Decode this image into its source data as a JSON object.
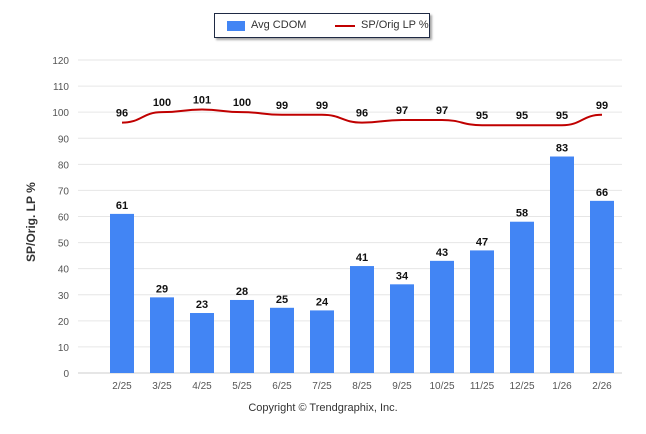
{
  "legend": {
    "bar_label": "Avg CDOM",
    "line_label": "SP/Orig LP %"
  },
  "credit": "Copyright © Trendgraphix, Inc.",
  "colors": {
    "bar": "#4285f4",
    "line": "#c00000",
    "grid": "#e6e6e6",
    "axis_text": "#555555"
  },
  "chart_data": {
    "type": "bar",
    "categories": [
      "2/25",
      "3/25",
      "4/25",
      "5/25",
      "6/25",
      "7/25",
      "8/25",
      "9/25",
      "10/25",
      "11/25",
      "12/25",
      "1/26",
      "2/26"
    ],
    "series": [
      {
        "name": "Avg CDOM",
        "type": "bar",
        "values": [
          61,
          29,
          23,
          28,
          25,
          24,
          41,
          34,
          43,
          47,
          58,
          83,
          66
        ]
      },
      {
        "name": "SP/Orig LP %",
        "type": "line",
        "values": [
          96,
          100,
          101,
          100,
          99,
          99,
          96,
          97,
          97,
          95,
          95,
          95,
          99
        ]
      }
    ],
    "xlabel": "",
    "ylabel": "SP/Orig. LP %",
    "ylim": [
      0,
      120
    ],
    "yticks": [
      0,
      10,
      20,
      30,
      40,
      50,
      60,
      70,
      80,
      90,
      100,
      110,
      120
    ],
    "grid": true,
    "legend_position": "top-center"
  }
}
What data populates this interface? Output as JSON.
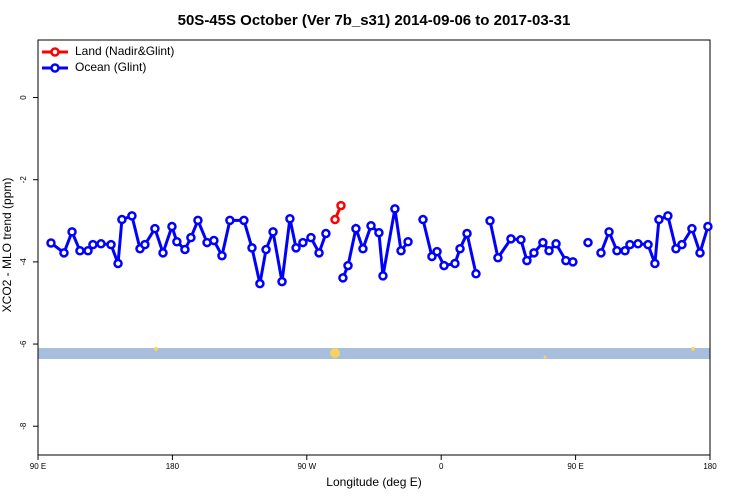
{
  "chart_data": {
    "type": "line",
    "title": "50S-45S October (Ver 7b_s31)   2014-09-06 to 2017-03-31",
    "x_label": "Longitude (deg E)",
    "y_label": "XCO2 - MLO trend (ppm)",
    "xlim": [
      90,
      540
    ],
    "ylim": [
      -8.7,
      1.4
    ],
    "xticks": [
      {
        "value": 90,
        "label": "90 E"
      },
      180,
      {
        "value": 270,
        "label": "90 W"
      },
      {
        "value": 360,
        "label": "0"
      },
      {
        "value": 450,
        "label": "90 E"
      },
      {
        "value": 540,
        "label": "180"
      }
    ],
    "yticks": [
      -8,
      -6,
      -4,
      -2,
      0
    ],
    "legend": "top-left",
    "series": [
      {
        "name": "Land (Nadir&Glint)",
        "color": "#ff0000",
        "x": [
          288.9,
          292.9
        ],
        "values": [
          -2.97,
          -2.63
        ]
      },
      {
        "name": "Ocean (Glint)",
        "color": "#0000ff",
        "x": [
          98.7,
          107.4,
          112.8,
          118.1,
          123.5,
          126.8,
          132.2,
          138.9,
          143.6,
          146.2,
          152.9,
          158.3,
          161.6,
          168.3,
          173.7,
          179.7,
          183.0,
          188.4,
          192.4,
          197.1,
          203.2,
          207.8,
          213.2,
          218.5,
          227.9,
          233.3,
          238.6,
          242.7,
          247.4,
          253.4,
          258.7,
          262.8,
          267.4,
          272.8,
          278.2,
          282.8,
          288.5,
          294.2,
          297.6,
          302.9,
          307.6,
          313.0,
          318.3,
          321.0,
          329.0,
          333.1,
          337.8,
          342.8,
          347.8,
          353.8,
          357.2,
          361.9,
          369.2,
          372.6,
          377.3,
          383.3,
          388.0,
          392.7,
          398.0,
          406.7,
          413.4,
          417.4,
          422.1,
          428.1,
          432.2,
          436.9,
          443.5,
          448.2,
          453.2,
          458.3,
          462.6,
          467.0,
          472.4,
          477.7,
          483.1,
          486.4,
          491.8,
          498.5,
          503.1,
          505.8,
          511.8,
          517.2,
          521.2,
          527.9,
          533.3,
          538.6
        ],
        "values": [
          -3.54,
          -3.78,
          -3.27,
          -3.73,
          -3.73,
          -3.58,
          -3.56,
          -3.58,
          -4.04,
          -2.97,
          -2.88,
          -3.68,
          -3.58,
          -3.19,
          -3.78,
          -3.14,
          -3.51,
          -3.7,
          -3.41,
          -2.99,
          -3.53,
          -3.48,
          -3.85,
          -2.99,
          -2.99,
          -3.66,
          -4.53,
          -3.7,
          -3.27,
          -4.48,
          -2.95,
          -3.66,
          -3.53,
          -3.41,
          -3.78,
          -3.31,
          null,
          -4.39,
          -4.09,
          -3.19,
          -3.68,
          -3.12,
          -3.29,
          -4.34,
          -2.71,
          -3.73,
          -3.51,
          null,
          -2.97,
          -3.87,
          -3.75,
          -4.09,
          -4.04,
          -3.68,
          -3.31,
          -4.29,
          null,
          -3.0,
          -3.9,
          -3.44,
          -3.46,
          -3.97,
          -3.78,
          -3.53,
          -3.73,
          -3.56,
          -3.97,
          -4.0,
          null,
          -3.53,
          null,
          -3.78,
          -3.27,
          -3.73,
          -3.73,
          -3.58,
          -3.56,
          -3.58,
          -4.04,
          -2.97,
          -2.88,
          -3.68,
          -3.58,
          -3.19,
          -3.78,
          -3.14
        ]
      }
    ]
  }
}
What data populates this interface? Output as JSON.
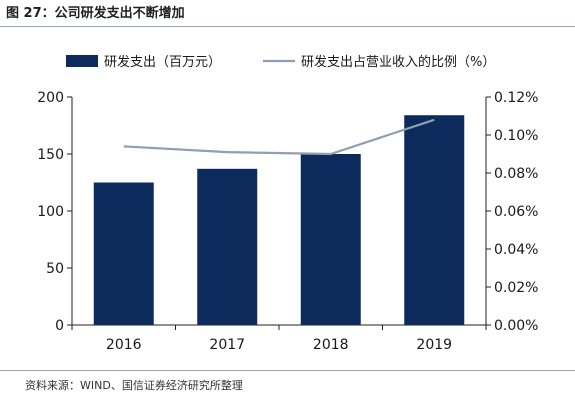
{
  "header": {
    "title": "图 27：公司研发支出不断增加"
  },
  "footer": {
    "source": "资料来源：WIND、国信证券经济研究所整理"
  },
  "colors": {
    "bar": "#0d2a5c",
    "line": "#8f9eb1",
    "axis": "#222222",
    "rule": "#9aa3b5"
  },
  "chart_data": {
    "type": "bar",
    "categories": [
      "2016",
      "2017",
      "2018",
      "2019"
    ],
    "series": [
      {
        "name": "研发支出（百万元）",
        "type": "bar",
        "axis": "left",
        "values": [
          125,
          137,
          150,
          184
        ]
      },
      {
        "name": "研发支出占营业收入的比例（%）",
        "type": "line",
        "axis": "right",
        "values": [
          0.094,
          0.091,
          0.09,
          0.108
        ]
      }
    ],
    "y_left": {
      "min": 0,
      "max": 200,
      "ticks": [
        "0",
        "50",
        "100",
        "150",
        "200"
      ]
    },
    "y_right": {
      "min": 0,
      "max": 0.12,
      "ticks": [
        "0.00%",
        "0.02%",
        "0.04%",
        "0.06%",
        "0.08%",
        "0.10%",
        "0.12%"
      ]
    },
    "legend_position": "top",
    "grid": false
  }
}
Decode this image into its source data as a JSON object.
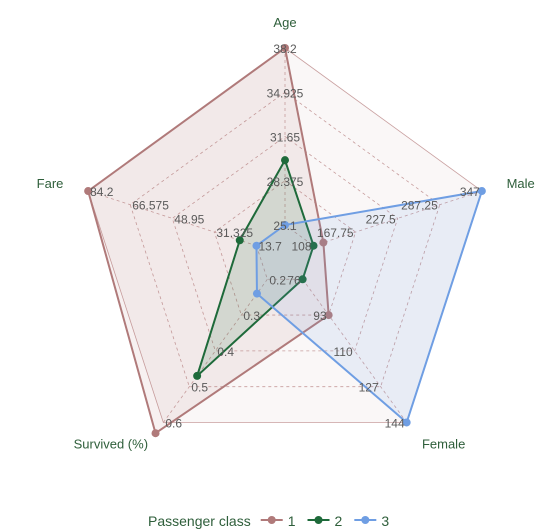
{
  "chart_data": {
    "type": "radar",
    "axes": [
      {
        "name": "Age",
        "ticks": [
          "25.1",
          "28.375",
          "31.65",
          "34.925",
          "38.2"
        ],
        "min": 25.1,
        "max": 38.2
      },
      {
        "name": "Male",
        "ticks": [
          "108",
          "167.75",
          "227.5",
          "287.25",
          "347"
        ],
        "min": 108,
        "max": 347
      },
      {
        "name": "Female",
        "ticks": [
          "76",
          "93",
          "110",
          "127",
          "144"
        ],
        "min": 76,
        "max": 144
      },
      {
        "name": "Survived (%)",
        "ticks": [
          "0.2",
          "0.3",
          "0.4",
          "0.5",
          "0.6"
        ],
        "min": 0.2,
        "max": 0.6
      },
      {
        "name": "Fare",
        "ticks": [
          "13.7",
          "31.325",
          "48.95",
          "66.575",
          "84.2"
        ],
        "min": 13.7,
        "max": 84.2
      }
    ],
    "series": [
      {
        "name": "1",
        "color": "#b07a7a",
        "fill": "#b07a7a",
        "values": [
          38.2,
          122,
          93,
          0.63,
          84.2
        ]
      },
      {
        "name": "2",
        "color": "#1e6a3a",
        "fill": "#1e6a3a",
        "values": [
          29.9,
          108,
          76,
          0.47,
          20.7
        ]
      },
      {
        "name": "3",
        "color": "#6f9ee3",
        "fill": "#6f9ee3",
        "values": [
          25.1,
          347,
          144,
          0.24,
          13.7
        ]
      }
    ],
    "legend": {
      "title": "Passenger class",
      "position": "bottom"
    },
    "grid": true
  }
}
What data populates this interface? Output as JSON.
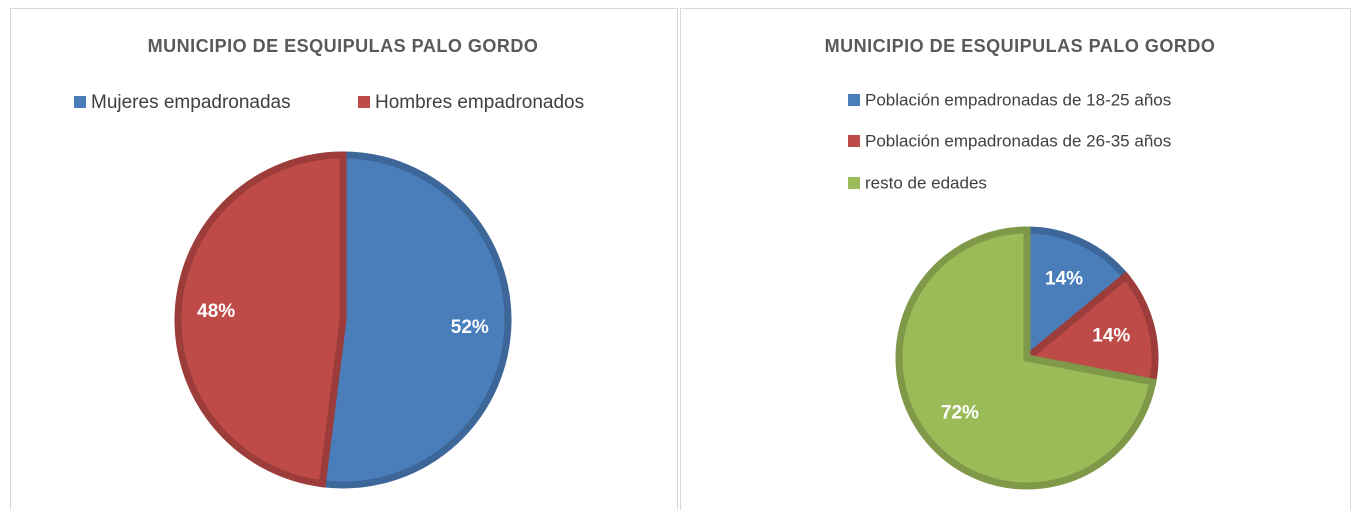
{
  "chart_data": [
    {
      "type": "pie",
      "title": "MUNICIPIO DE ESQUIPULAS PALO GORDO",
      "categories": [
        "Mujeres empadronadas",
        "Hombres empadronados"
      ],
      "values": [
        52,
        48
      ],
      "value_labels": [
        "52%",
        "48%"
      ],
      "colors": [
        "#4a7ebb",
        "#be4b48"
      ],
      "legend": "top"
    },
    {
      "type": "pie",
      "title": "MUNICIPIO DE ESQUIPULAS PALO GORDO",
      "categories": [
        "Población empadronadas de 18-25 años",
        "Población empadronadas de 26-35 años",
        "resto de edades"
      ],
      "values": [
        14,
        14,
        72
      ],
      "value_labels": [
        "14%",
        "14%",
        "72%"
      ],
      "colors": [
        "#4a7ebb",
        "#be4b48",
        "#9bbb59"
      ],
      "legend": "top"
    }
  ]
}
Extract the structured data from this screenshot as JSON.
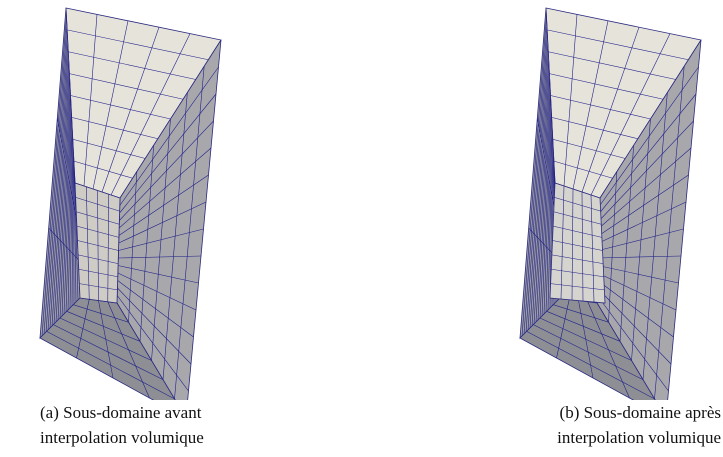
{
  "figures": [
    {
      "caption": [
        "(a) Sous-domaine avant",
        "interpolation volumique"
      ]
    },
    {
      "caption": [
        "(b) Sous-domaine après",
        "interpolation volumique"
      ]
    }
  ]
}
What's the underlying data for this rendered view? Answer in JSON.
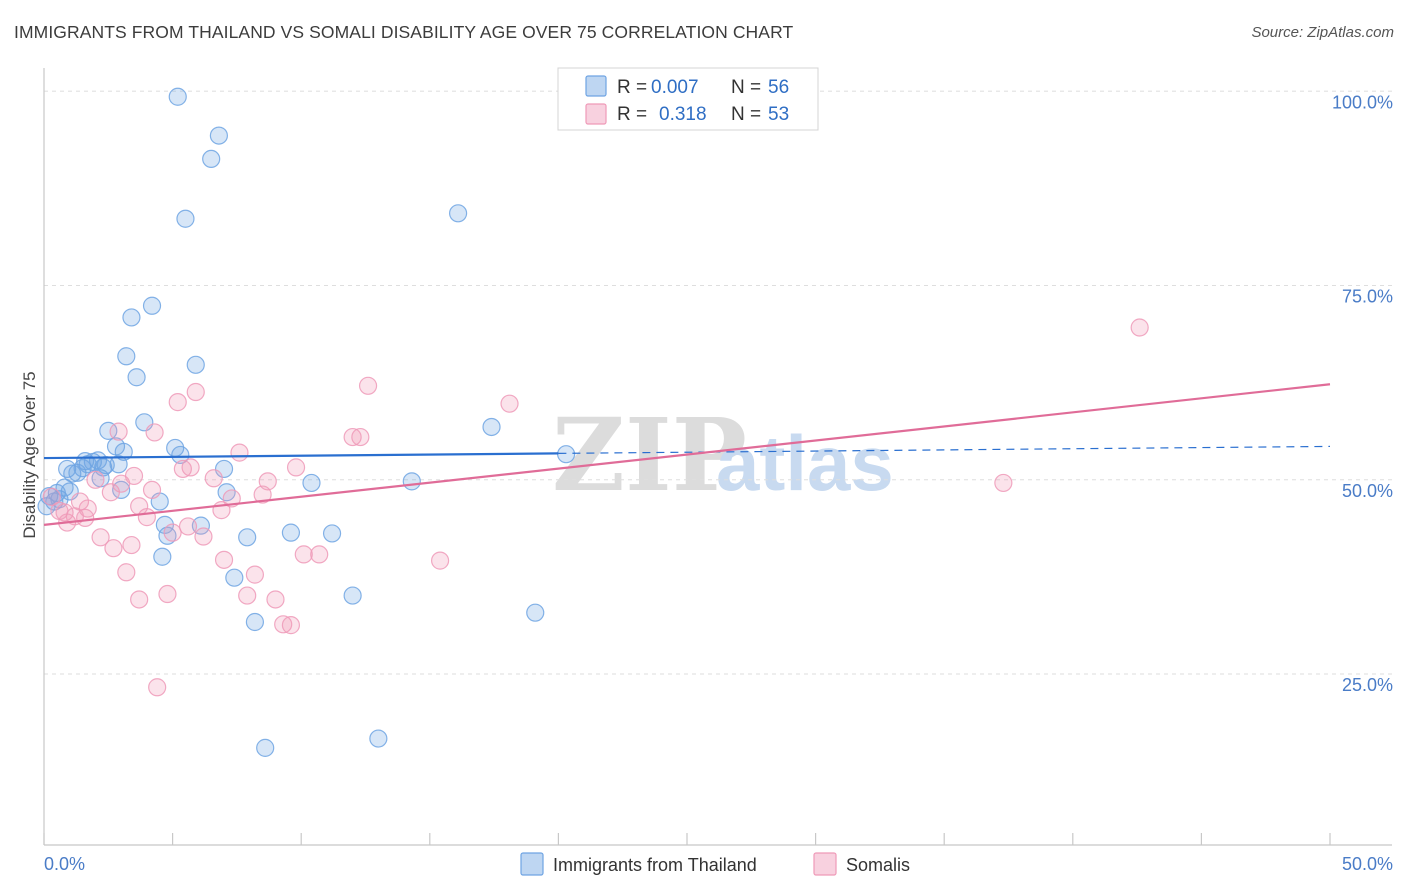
{
  "header": {
    "title": "IMMIGRANTS FROM THAILAND VS SOMALI DISABILITY AGE OVER 75 CORRELATION CHART",
    "source": "Source: ZipAtlas.com"
  },
  "watermark": {
    "zip": "ZIP",
    "atlas": "atlas"
  },
  "legend": {
    "rows": [
      {
        "r_label": "R =",
        "r_value": "0.007",
        "n_label": "N =",
        "n_value": "56"
      },
      {
        "r_label": "R =",
        "r_value": "0.318",
        "n_label": "N =",
        "n_value": "53"
      }
    ]
  },
  "bottom_legend": [
    "Immigrants from Thailand",
    "Somalis"
  ],
  "chart_data": {
    "type": "scatter",
    "title": "IMMIGRANTS FROM THAILAND VS SOMALI DISABILITY AGE OVER 75 CORRELATION CHART",
    "xlabel": "",
    "ylabel": "Disability Age Over 75",
    "xlim": [
      0,
      50
    ],
    "ylim": [
      3,
      103
    ],
    "x_tick_labels": [
      "0.0%",
      "50.0%"
    ],
    "y_ticks": [
      25,
      50,
      75,
      100
    ],
    "y_tick_labels": [
      "25.0%",
      "50.0%",
      "75.0%",
      "100.0%"
    ],
    "grid": true,
    "legend_position": "top-center",
    "colors": {
      "thailand": "#6fa4e3",
      "somalis": "#ef9ab8",
      "thailand_line": "#2a6fd0",
      "somalis_line": "#e06c98"
    },
    "series": [
      {
        "name": "Immigrants from Thailand",
        "key": "thailand",
        "stats": {
          "R": 0.007,
          "N": 56
        },
        "trend": {
          "x0": 0,
          "y0": 52.8,
          "x1": 20.0,
          "y1": 53.4,
          "dash_x1": 50,
          "dash_y1": 54.3
        },
        "points": [
          [
            0.2,
            47.9
          ],
          [
            0.4,
            47.2
          ],
          [
            0.5,
            48.3
          ],
          [
            0.6,
            47.5
          ],
          [
            0.8,
            49.0
          ],
          [
            0.9,
            51.4
          ],
          [
            1.0,
            48.5
          ],
          [
            1.1,
            50.8
          ],
          [
            1.3,
            50.9
          ],
          [
            1.5,
            51.5
          ],
          [
            1.6,
            52.4
          ],
          [
            1.7,
            52.0
          ],
          [
            1.9,
            52.3
          ],
          [
            2.1,
            52.5
          ],
          [
            2.3,
            51.6
          ],
          [
            2.2,
            50.2
          ],
          [
            2.4,
            51.9
          ],
          [
            2.5,
            56.3
          ],
          [
            2.8,
            54.3
          ],
          [
            2.9,
            52.0
          ],
          [
            3.0,
            48.7
          ],
          [
            3.1,
            53.6
          ],
          [
            3.2,
            65.9
          ],
          [
            3.4,
            70.9
          ],
          [
            3.6,
            63.2
          ],
          [
            3.9,
            57.4
          ],
          [
            4.2,
            72.4
          ],
          [
            4.5,
            47.2
          ],
          [
            4.6,
            40.1
          ],
          [
            4.7,
            44.2
          ],
          [
            4.8,
            42.8
          ],
          [
            5.1,
            54.1
          ],
          [
            5.3,
            53.2
          ],
          [
            5.5,
            83.6
          ],
          [
            5.9,
            64.8
          ],
          [
            6.1,
            44.1
          ],
          [
            6.5,
            91.3
          ],
          [
            6.8,
            94.3
          ],
          [
            7.0,
            51.4
          ],
          [
            7.1,
            48.4
          ],
          [
            7.4,
            37.4
          ],
          [
            7.9,
            42.6
          ],
          [
            8.2,
            31.7
          ],
          [
            8.6,
            15.5
          ],
          [
            9.6,
            43.2
          ],
          [
            10.4,
            49.6
          ],
          [
            11.2,
            43.1
          ],
          [
            12.0,
            35.1
          ],
          [
            13.0,
            16.7
          ],
          [
            14.3,
            49.8
          ],
          [
            16.1,
            84.3
          ],
          [
            17.4,
            56.8
          ],
          [
            19.1,
            32.9
          ],
          [
            20.3,
            53.3
          ],
          [
            5.2,
            99.3
          ],
          [
            0.1,
            46.6
          ]
        ]
      },
      {
        "name": "Somalis",
        "key": "somalis",
        "stats": {
          "R": 0.318,
          "N": 53
        },
        "trend": {
          "x0": 0,
          "y0": 44.2,
          "x1": 50,
          "y1": 62.3
        },
        "points": [
          [
            0.3,
            47.8
          ],
          [
            0.6,
            46.0
          ],
          [
            0.9,
            44.5
          ],
          [
            1.2,
            45.3
          ],
          [
            1.4,
            47.2
          ],
          [
            1.7,
            46.3
          ],
          [
            2.0,
            50.0
          ],
          [
            2.2,
            42.6
          ],
          [
            2.6,
            48.4
          ],
          [
            2.9,
            56.2
          ],
          [
            3.0,
            49.5
          ],
          [
            3.2,
            38.1
          ],
          [
            3.4,
            41.6
          ],
          [
            3.5,
            50.5
          ],
          [
            3.7,
            34.6
          ],
          [
            4.0,
            45.2
          ],
          [
            4.2,
            48.7
          ],
          [
            4.4,
            23.3
          ],
          [
            4.8,
            35.3
          ],
          [
            5.0,
            43.2
          ],
          [
            5.2,
            60.0
          ],
          [
            5.4,
            51.4
          ],
          [
            5.7,
            51.6
          ],
          [
            5.9,
            61.3
          ],
          [
            6.2,
            42.7
          ],
          [
            6.6,
            50.2
          ],
          [
            7.0,
            39.7
          ],
          [
            7.3,
            47.6
          ],
          [
            7.6,
            53.5
          ],
          [
            7.9,
            35.1
          ],
          [
            8.2,
            37.8
          ],
          [
            8.5,
            48.1
          ],
          [
            8.7,
            49.8
          ],
          [
            9.0,
            34.6
          ],
          [
            9.3,
            31.4
          ],
          [
            9.6,
            31.3
          ],
          [
            9.8,
            51.6
          ],
          [
            10.1,
            40.4
          ],
          [
            10.7,
            40.4
          ],
          [
            12.0,
            55.5
          ],
          [
            12.3,
            55.5
          ],
          [
            12.6,
            62.1
          ],
          [
            15.4,
            39.6
          ],
          [
            18.1,
            59.8
          ],
          [
            37.3,
            49.6
          ],
          [
            42.6,
            69.6
          ],
          [
            1.6,
            45.1
          ],
          [
            2.7,
            41.2
          ],
          [
            4.3,
            56.1
          ],
          [
            5.6,
            44.0
          ],
          [
            6.9,
            46.1
          ],
          [
            3.7,
            46.6
          ],
          [
            0.8,
            45.8
          ]
        ]
      }
    ]
  }
}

##############################

_Work to complete_. Find every line in the records above that holds the word "ylabel", and copy each one.

_Reply to the task_.
    "ylabel": "SP/Orig. LP %",
    "ylabel": "Disability Age Over 75",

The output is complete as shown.